Every record must appear in your copy exactly as written, with no pictures.

Collected data entries

--- start ---

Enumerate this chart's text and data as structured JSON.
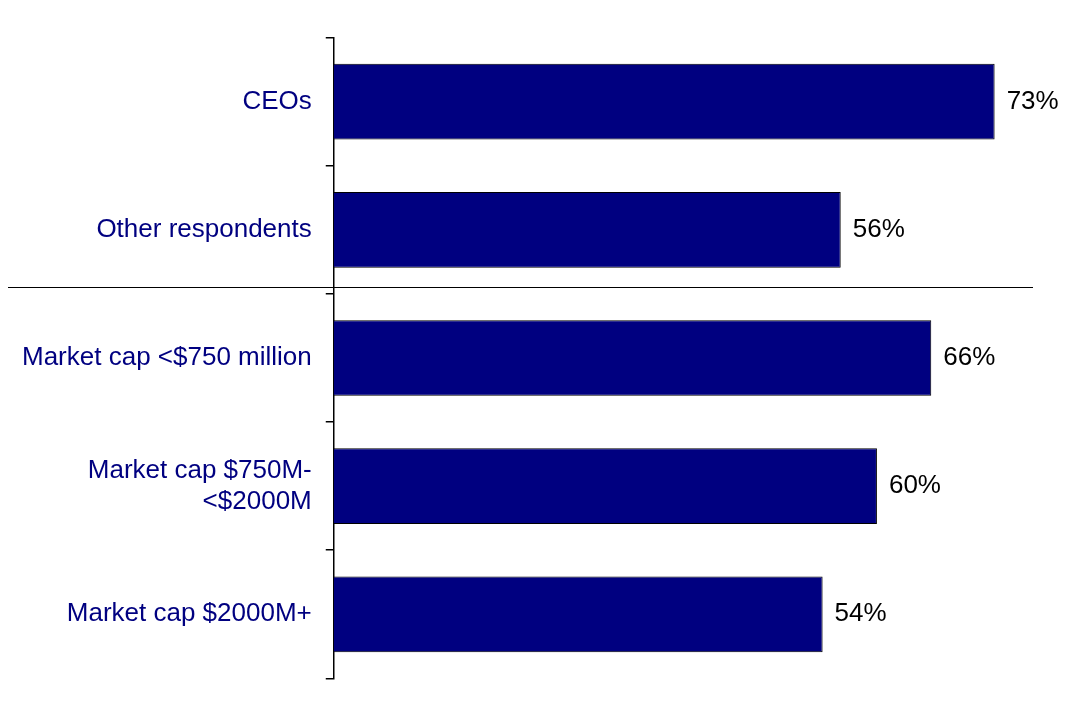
{
  "chart_data": {
    "type": "bar",
    "orientation": "horizontal",
    "categories": [
      "CEOs",
      "Other respondents",
      "Market cap <$750 million",
      "Market cap $750M- <$2000M",
      "Market cap $2000M+"
    ],
    "values": [
      73,
      56,
      66,
      60,
      54
    ],
    "value_labels": [
      "73%",
      "56%",
      "66%",
      "60%",
      "54%"
    ],
    "color": "#000080",
    "tick_labels": "y",
    "grid": false,
    "legend": false
  }
}
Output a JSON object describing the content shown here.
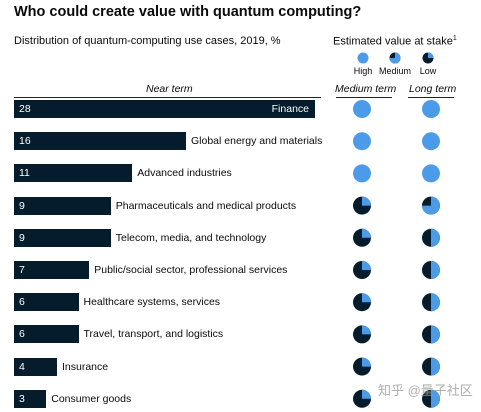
{
  "header": {
    "title": "Who could create value with quantum computing?",
    "subtitle": "Distribution of quantum-computing use cases, 2019, %",
    "value_title": "Estimated value at stake",
    "footnote_marker": "1"
  },
  "legend": {
    "levels": [
      {
        "label": "High",
        "fill": 1.0
      },
      {
        "label": "Medium",
        "fill": 0.75
      },
      {
        "label": "Low",
        "fill": 0.25
      }
    ]
  },
  "columns": {
    "near_term": "Near term",
    "medium_term": "Medium term",
    "long_term": "Long term"
  },
  "colors": {
    "bar": "#051c2c",
    "value_high": "#4c9be8",
    "value_dark": "#051c2c",
    "rule": "#222222"
  },
  "watermark": "知乎 @量子社区",
  "chart_data": {
    "type": "bar",
    "orientation": "horizontal",
    "title": "Who could create value with quantum computing?",
    "subtitle": "Distribution of quantum-computing use cases, 2019, %",
    "categories": [
      "Finance",
      "Global energy and materials",
      "Advanced industries",
      "Pharmaceuticals and medical products",
      "Telecom, media, and technology",
      "Public/social sector, professional services",
      "Healthcare systems, services",
      "Travel, transport, and logistics",
      "Insurance",
      "Consumer goods"
    ],
    "values": [
      28,
      16,
      11,
      9,
      9,
      7,
      6,
      6,
      4,
      3
    ],
    "xlim": [
      0,
      28
    ],
    "value_at_stake": {
      "medium_term": [
        1.0,
        1.0,
        1.0,
        0.25,
        0.25,
        0.25,
        0.25,
        0.25,
        0.25,
        0.25
      ],
      "long_term": [
        1.0,
        1.0,
        1.0,
        0.75,
        0.5,
        0.5,
        0.5,
        0.5,
        0.5,
        0.5
      ]
    },
    "legend_position": "top-right"
  }
}
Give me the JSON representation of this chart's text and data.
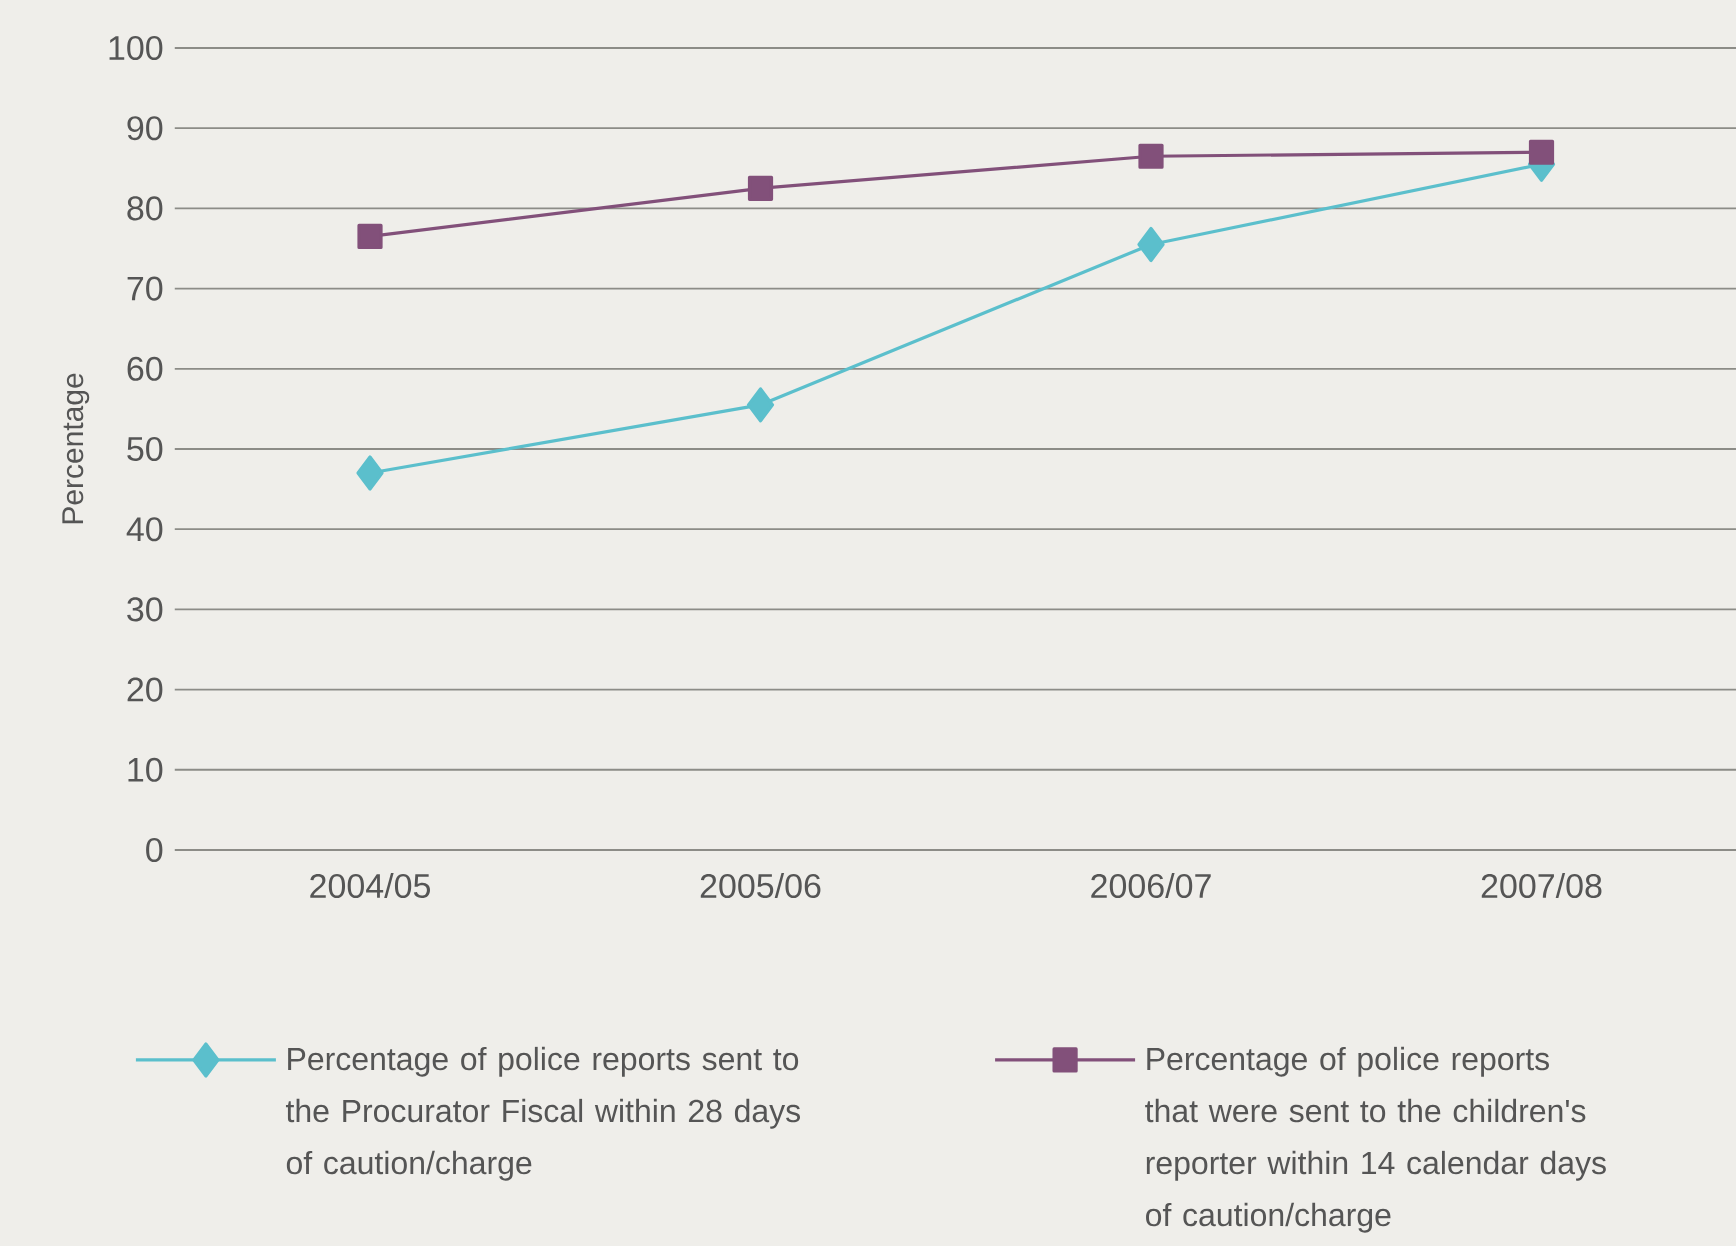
{
  "chart_data": {
    "type": "line",
    "ylabel": "Percentage",
    "categories": [
      "2004/05",
      "2005/06",
      "2006/07",
      "2007/08"
    ],
    "series": [
      {
        "name": "Percentage of police reports sent to the Procurator Fiscal within 28 days of caution/charge",
        "color": "#5bbfcc",
        "marker": "diamond",
        "values": [
          47,
          55.5,
          75.5,
          85.5
        ]
      },
      {
        "name": "Percentage of police reports that were sent to the children's reporter within 14 calendar days of caution/charge",
        "color": "#82507a",
        "marker": "square",
        "values": [
          76.5,
          82.5,
          86.5,
          87
        ]
      }
    ],
    "ylim": [
      0,
      100
    ],
    "yticks": [
      0,
      10,
      20,
      30,
      40,
      50,
      60,
      70,
      80,
      90,
      100
    ],
    "grid": "y",
    "legend": "bottom",
    "line_style": "solid"
  }
}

--- end ---

EXERCISE RESULT
Enumerate this chart's text and data as structured JSON.
{
  "chart_data": {
    "type": "bar",
    "orientation": "horizontal",
    "categories": [
      "CEOs",
      "Other respondents",
      "Market cap <$750 million",
      "Market cap $750M- <$2000M",
      "Market cap $2000M+"
    ],
    "values": [
      73,
      56,
      66,
      60,
      54
    ],
    "value_labels": [
      "73%",
      "56%",
      "66%",
      "60%",
      "54%"
    ],
    "color": "#000080",
    "tick_labels": "y",
    "grid": false,
    "legend": false
  }
}
Output a JSON object describing the content shown here.
{
  "header": {
    "title": "Who could create value with quantum computing?",
    "subtitle": "Distribution of quantum-computing use cases, 2019, %",
    "value_title": "Estimated value at stake",
    "footnote_marker": "1"
  },
  "legend": {
    "levels": [
      {
        "label": "High",
        "fill": 1.0
      },
      {
        "label": "Medium",
        "fill": 0.75
      },
      {
        "label": "Low",
        "fill": 0.25
      }
    ]
  },
  "columns": {
    "near_term": "Near term",
    "medium_term": "Medium term",
    "long_term": "Long term"
  },
  "colors": {
    "bar": "#051c2c",
    "value_high": "#4c9be8",
    "value_dark": "#051c2c",
    "rule": "#222222"
  },
  "watermark": "知乎 @量子社区",
  "chart_data": {
    "type": "bar",
    "orientation": "horizontal",
    "title": "Who could create value with quantum computing?",
    "subtitle": "Distribution of quantum-computing use cases, 2019, %",
    "categories": [
      "Finance",
      "Global energy and materials",
      "Advanced industries",
      "Pharmaceuticals and medical products",
      "Telecom, media, and technology",
      "Public/social sector, professional services",
      "Healthcare systems, services",
      "Travel, transport, and logistics",
      "Insurance",
      "Consumer goods"
    ],
    "values": [
      28,
      16,
      11,
      9,
      9,
      7,
      6,
      6,
      4,
      3
    ],
    "xlim": [
      0,
      28
    ],
    "value_at_stake": {
      "medium_term": [
        1.0,
        1.0,
        1.0,
        0.25,
        0.25,
        0.25,
        0.25,
        0.25,
        0.25,
        0.25
      ],
      "long_term": [
        1.0,
        1.0,
        1.0,
        0.75,
        0.5,
        0.5,
        0.5,
        0.5,
        0.5,
        0.5
      ]
    },
    "legend_position": "top-right"
  }
}
Give me the JSON representation of this chart's text and data.
{
  "chart_data": {
    "type": "line",
    "ylabel": "Percentage",
    "categories": [
      "2004/05",
      "2005/06",
      "2006/07",
      "2007/08"
    ],
    "series": [
      {
        "name": "Percentage of police reports sent to the Procurator Fiscal within 28 days of caution/charge",
        "color": "#5bbfcc",
        "marker": "diamond",
        "values": [
          47,
          55.5,
          75.5,
          85.5
        ]
      },
      {
        "name": "Percentage of police reports that were sent to the children's reporter within 14 calendar days of caution/charge",
        "color": "#82507a",
        "marker": "square",
        "values": [
          76.5,
          82.5,
          86.5,
          87
        ]
      }
    ],
    "ylim": [
      0,
      100
    ],
    "yticks": [
      0,
      10,
      20,
      30,
      40,
      50,
      60,
      70,
      80,
      90,
      100
    ],
    "grid": "y",
    "legend": "bottom",
    "line_style": "solid"
  }
}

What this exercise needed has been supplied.